Rows from a dataset:
########
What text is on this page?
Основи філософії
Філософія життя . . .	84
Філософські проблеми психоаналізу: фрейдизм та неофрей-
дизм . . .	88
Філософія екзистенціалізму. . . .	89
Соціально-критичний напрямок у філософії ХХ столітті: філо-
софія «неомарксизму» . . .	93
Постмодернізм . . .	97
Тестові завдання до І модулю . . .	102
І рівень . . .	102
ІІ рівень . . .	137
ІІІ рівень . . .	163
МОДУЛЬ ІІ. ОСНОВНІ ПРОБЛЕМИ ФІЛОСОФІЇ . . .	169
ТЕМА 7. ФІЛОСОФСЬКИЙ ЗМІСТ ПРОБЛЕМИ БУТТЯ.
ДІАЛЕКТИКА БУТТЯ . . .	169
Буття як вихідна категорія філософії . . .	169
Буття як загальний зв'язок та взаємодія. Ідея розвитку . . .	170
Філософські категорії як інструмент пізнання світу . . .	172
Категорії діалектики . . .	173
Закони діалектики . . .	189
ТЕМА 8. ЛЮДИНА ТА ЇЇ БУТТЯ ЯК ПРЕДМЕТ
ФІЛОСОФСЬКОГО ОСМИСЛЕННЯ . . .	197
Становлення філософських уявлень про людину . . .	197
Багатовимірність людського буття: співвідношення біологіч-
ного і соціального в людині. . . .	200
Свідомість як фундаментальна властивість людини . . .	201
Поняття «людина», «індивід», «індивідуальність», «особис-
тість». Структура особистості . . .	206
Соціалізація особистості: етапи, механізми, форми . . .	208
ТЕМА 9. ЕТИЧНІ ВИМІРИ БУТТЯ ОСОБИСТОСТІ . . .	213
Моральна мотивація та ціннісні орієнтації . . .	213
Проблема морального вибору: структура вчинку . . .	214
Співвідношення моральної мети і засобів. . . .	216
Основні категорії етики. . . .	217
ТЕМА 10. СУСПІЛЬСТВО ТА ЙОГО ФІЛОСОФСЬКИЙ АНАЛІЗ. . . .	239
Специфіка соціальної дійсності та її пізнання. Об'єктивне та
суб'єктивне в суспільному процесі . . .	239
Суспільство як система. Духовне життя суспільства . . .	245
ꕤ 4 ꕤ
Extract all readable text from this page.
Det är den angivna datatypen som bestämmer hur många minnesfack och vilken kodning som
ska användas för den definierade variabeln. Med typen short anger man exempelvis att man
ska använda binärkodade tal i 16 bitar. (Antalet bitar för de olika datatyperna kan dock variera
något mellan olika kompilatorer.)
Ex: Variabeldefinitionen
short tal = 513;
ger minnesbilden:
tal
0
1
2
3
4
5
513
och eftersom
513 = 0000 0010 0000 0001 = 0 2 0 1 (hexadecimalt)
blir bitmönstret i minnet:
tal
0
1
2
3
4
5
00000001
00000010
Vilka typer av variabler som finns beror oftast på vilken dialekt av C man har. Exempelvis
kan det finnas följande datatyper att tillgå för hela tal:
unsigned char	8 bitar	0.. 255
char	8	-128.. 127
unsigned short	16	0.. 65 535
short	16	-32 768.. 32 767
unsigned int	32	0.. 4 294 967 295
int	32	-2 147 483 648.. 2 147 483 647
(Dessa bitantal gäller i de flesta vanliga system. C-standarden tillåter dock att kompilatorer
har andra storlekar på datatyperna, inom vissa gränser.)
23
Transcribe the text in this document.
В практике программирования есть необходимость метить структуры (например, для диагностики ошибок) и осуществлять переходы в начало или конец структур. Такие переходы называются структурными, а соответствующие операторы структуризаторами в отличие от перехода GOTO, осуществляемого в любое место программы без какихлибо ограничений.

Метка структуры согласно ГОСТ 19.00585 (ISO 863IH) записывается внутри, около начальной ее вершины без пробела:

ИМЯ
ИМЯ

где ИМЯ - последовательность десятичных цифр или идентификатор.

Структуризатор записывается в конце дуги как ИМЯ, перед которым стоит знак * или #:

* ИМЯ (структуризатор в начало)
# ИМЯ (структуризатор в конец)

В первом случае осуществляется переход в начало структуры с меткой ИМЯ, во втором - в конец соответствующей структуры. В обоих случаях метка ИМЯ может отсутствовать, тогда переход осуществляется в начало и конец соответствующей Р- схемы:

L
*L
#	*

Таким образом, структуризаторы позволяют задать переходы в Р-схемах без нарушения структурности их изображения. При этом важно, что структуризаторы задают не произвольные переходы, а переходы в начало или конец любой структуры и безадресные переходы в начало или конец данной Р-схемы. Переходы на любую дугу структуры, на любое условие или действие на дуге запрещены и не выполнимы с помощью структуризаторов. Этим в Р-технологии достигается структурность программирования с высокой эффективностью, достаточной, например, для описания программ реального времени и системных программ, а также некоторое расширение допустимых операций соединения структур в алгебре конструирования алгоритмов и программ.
########
The problem — Scan the entries above. Copy each line that has the string "Філософські".

Correct response —
Філософські проблеми психоаналізу: фрейдизм та неофрей-
Філософські категорії як інструмент пізнання світу . . .	172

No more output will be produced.